_Short exercise:_
From the entries below, gather each line containing the word "time".

----------

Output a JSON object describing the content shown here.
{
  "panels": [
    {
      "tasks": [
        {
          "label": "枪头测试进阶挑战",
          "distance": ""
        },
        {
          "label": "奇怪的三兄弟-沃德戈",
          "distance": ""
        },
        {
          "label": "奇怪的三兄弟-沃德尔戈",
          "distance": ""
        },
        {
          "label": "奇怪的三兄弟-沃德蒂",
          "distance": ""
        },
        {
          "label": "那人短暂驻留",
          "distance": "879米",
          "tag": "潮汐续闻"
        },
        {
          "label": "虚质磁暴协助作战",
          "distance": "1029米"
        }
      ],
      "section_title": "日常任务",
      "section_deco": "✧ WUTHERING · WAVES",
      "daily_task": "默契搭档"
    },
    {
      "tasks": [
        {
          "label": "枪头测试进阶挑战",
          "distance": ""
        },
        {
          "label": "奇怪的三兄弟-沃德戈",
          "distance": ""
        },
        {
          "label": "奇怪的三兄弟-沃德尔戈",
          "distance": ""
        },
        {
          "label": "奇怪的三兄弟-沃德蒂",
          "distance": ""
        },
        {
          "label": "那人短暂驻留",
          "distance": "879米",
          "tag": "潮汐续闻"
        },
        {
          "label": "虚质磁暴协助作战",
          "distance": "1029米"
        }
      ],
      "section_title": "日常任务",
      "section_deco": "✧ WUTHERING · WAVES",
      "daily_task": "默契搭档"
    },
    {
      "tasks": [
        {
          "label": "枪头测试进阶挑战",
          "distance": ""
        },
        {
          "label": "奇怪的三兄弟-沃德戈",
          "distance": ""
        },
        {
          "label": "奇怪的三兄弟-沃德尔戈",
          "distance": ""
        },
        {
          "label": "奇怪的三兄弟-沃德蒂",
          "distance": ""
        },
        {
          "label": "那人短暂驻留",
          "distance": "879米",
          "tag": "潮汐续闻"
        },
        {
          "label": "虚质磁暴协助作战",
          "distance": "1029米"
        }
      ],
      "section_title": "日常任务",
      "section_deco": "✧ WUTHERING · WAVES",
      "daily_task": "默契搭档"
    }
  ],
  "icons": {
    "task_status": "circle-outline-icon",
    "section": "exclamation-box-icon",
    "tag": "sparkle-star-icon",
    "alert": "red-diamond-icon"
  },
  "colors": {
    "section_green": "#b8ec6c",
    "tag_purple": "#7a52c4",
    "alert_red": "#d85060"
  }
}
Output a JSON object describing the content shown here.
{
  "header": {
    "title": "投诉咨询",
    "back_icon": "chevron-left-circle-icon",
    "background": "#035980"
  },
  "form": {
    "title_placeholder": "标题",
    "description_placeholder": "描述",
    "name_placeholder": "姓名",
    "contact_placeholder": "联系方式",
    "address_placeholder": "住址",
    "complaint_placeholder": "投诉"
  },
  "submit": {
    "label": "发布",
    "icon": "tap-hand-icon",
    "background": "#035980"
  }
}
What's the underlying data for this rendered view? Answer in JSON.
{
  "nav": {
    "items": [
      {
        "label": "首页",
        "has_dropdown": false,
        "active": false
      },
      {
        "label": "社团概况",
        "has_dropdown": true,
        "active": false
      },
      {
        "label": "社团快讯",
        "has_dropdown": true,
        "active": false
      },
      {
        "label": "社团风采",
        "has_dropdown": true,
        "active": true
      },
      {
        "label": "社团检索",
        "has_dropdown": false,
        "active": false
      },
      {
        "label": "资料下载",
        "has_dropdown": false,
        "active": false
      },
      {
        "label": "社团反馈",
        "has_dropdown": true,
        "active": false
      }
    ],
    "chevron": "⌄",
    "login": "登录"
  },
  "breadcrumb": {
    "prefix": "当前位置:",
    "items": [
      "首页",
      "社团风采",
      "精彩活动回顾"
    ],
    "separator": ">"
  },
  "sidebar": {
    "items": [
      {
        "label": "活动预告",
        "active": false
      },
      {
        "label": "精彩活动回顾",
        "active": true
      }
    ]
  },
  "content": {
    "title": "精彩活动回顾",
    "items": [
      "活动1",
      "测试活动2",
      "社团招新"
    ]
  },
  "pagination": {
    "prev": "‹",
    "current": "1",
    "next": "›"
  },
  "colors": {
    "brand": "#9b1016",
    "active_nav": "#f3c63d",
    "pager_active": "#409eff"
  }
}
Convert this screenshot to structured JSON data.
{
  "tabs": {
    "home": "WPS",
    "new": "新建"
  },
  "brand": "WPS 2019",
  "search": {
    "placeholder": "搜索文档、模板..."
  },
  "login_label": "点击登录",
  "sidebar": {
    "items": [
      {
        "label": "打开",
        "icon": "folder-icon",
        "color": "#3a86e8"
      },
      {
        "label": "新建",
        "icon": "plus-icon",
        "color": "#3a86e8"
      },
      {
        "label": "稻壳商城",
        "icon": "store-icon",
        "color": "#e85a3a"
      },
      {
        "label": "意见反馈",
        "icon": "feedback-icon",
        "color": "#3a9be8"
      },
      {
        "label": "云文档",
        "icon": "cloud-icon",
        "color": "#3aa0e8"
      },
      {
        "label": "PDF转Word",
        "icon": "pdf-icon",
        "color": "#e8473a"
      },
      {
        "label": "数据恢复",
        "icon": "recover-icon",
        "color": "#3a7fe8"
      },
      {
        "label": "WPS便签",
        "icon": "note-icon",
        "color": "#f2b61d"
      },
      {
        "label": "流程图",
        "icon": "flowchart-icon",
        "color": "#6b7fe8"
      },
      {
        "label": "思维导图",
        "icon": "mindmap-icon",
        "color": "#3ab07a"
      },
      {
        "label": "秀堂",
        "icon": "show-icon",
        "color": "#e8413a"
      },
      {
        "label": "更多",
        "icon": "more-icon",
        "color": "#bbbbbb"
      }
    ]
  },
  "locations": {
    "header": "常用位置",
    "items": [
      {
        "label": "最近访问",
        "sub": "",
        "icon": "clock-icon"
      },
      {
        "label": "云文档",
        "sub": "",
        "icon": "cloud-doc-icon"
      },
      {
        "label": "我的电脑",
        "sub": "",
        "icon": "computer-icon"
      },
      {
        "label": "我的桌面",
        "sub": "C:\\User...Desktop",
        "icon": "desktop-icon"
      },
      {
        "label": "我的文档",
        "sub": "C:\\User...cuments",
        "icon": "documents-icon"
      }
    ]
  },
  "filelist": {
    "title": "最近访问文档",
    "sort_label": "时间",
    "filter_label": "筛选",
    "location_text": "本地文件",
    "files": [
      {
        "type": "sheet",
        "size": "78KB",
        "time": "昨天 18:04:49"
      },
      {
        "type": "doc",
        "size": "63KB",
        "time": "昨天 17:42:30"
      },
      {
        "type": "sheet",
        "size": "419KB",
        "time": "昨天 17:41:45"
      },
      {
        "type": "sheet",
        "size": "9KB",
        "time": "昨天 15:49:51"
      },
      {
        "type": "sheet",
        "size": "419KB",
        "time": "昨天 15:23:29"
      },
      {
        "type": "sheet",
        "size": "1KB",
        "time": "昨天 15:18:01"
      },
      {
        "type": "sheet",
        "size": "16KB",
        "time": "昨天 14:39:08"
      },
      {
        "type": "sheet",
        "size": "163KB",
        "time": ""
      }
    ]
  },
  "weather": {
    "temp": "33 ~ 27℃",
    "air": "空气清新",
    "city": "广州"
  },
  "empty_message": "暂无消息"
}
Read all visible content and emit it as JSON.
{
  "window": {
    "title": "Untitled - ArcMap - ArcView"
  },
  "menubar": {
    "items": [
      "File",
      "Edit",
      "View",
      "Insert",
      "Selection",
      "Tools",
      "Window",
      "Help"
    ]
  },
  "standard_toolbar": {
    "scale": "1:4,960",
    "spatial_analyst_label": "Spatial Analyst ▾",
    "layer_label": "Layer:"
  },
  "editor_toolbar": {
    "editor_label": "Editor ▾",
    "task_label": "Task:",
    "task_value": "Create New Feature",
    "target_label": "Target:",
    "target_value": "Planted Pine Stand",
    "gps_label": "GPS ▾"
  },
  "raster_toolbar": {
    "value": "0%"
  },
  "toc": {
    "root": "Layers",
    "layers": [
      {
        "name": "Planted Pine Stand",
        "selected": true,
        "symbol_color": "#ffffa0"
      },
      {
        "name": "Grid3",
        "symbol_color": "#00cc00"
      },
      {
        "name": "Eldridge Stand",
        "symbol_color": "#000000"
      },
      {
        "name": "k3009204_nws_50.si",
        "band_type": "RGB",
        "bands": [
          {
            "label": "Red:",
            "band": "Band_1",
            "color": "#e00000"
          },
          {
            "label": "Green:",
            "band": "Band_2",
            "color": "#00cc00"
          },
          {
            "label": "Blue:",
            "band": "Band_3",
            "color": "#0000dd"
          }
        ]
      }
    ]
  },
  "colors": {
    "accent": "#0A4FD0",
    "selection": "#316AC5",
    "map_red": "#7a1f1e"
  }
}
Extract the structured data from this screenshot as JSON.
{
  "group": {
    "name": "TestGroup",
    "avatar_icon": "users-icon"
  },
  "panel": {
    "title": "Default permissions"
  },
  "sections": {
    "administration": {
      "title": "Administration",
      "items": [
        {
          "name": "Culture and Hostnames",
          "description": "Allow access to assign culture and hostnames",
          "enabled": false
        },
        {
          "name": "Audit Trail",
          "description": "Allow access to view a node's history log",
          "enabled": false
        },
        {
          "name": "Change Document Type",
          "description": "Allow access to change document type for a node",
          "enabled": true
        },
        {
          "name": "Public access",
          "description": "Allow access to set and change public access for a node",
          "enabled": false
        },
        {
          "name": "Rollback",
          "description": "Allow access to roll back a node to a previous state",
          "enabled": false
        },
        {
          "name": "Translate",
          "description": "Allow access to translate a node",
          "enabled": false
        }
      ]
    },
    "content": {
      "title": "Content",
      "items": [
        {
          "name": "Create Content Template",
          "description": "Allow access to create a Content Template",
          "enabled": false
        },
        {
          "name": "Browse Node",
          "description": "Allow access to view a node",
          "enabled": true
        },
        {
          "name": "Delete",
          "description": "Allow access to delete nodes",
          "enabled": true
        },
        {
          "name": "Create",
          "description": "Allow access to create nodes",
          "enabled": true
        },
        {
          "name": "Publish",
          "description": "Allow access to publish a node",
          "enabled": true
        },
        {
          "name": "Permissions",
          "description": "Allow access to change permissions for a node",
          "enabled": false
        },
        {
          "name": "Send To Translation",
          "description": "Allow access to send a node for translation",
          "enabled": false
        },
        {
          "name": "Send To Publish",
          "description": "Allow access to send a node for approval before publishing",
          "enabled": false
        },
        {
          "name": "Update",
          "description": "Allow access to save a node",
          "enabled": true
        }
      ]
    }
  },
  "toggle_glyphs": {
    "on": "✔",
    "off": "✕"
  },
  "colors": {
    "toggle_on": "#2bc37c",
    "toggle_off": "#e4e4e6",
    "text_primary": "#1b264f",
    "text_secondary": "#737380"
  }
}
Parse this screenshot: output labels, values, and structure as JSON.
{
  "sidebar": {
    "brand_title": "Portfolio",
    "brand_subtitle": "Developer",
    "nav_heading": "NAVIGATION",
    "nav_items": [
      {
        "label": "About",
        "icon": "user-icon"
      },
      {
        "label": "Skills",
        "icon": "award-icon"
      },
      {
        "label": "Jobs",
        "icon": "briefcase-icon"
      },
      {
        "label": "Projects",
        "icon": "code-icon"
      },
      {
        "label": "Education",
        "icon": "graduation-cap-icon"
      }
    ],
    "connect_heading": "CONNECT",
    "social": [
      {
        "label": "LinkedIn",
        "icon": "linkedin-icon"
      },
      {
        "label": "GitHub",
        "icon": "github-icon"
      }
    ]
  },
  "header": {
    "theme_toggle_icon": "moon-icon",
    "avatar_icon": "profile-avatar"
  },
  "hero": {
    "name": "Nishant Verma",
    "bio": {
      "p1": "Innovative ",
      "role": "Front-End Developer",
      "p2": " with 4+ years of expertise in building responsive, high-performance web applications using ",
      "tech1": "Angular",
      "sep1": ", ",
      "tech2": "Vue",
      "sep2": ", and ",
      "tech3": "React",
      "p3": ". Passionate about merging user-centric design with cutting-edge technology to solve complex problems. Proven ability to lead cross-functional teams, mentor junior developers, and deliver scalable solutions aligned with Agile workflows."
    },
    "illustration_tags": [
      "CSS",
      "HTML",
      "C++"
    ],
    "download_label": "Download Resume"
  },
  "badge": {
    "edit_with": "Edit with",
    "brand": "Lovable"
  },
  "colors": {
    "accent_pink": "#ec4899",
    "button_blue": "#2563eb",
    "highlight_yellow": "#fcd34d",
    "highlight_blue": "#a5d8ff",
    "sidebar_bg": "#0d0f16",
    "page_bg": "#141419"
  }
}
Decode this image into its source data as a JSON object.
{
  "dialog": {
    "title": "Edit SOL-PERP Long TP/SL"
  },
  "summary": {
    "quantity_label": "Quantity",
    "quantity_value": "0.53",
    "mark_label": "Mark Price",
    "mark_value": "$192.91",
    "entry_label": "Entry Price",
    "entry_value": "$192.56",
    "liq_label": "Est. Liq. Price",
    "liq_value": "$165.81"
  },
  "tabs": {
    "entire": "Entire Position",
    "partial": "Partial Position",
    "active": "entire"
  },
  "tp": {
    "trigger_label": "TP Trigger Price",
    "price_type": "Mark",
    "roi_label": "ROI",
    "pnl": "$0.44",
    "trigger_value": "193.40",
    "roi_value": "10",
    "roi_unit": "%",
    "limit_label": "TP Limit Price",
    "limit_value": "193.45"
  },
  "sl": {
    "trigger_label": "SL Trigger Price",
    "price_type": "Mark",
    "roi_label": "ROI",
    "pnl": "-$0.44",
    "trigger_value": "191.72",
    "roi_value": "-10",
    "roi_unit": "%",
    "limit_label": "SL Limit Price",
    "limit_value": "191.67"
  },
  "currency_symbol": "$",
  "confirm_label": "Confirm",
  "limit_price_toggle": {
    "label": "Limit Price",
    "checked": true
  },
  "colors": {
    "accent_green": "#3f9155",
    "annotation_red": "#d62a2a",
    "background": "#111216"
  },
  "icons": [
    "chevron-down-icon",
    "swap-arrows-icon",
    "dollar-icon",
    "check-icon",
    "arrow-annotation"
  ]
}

----------

_Finished answer:_
        "time": "昨天 18:04:49"
        "time": "昨天 17:42:30"
        "time": "昨天 17:41:45"
        "time": "昨天 15:49:51"
        "time": "昨天 15:23:29"
        "time": "昨天 15:18:01"
        "time": "昨天 14:39:08"
        "time": ""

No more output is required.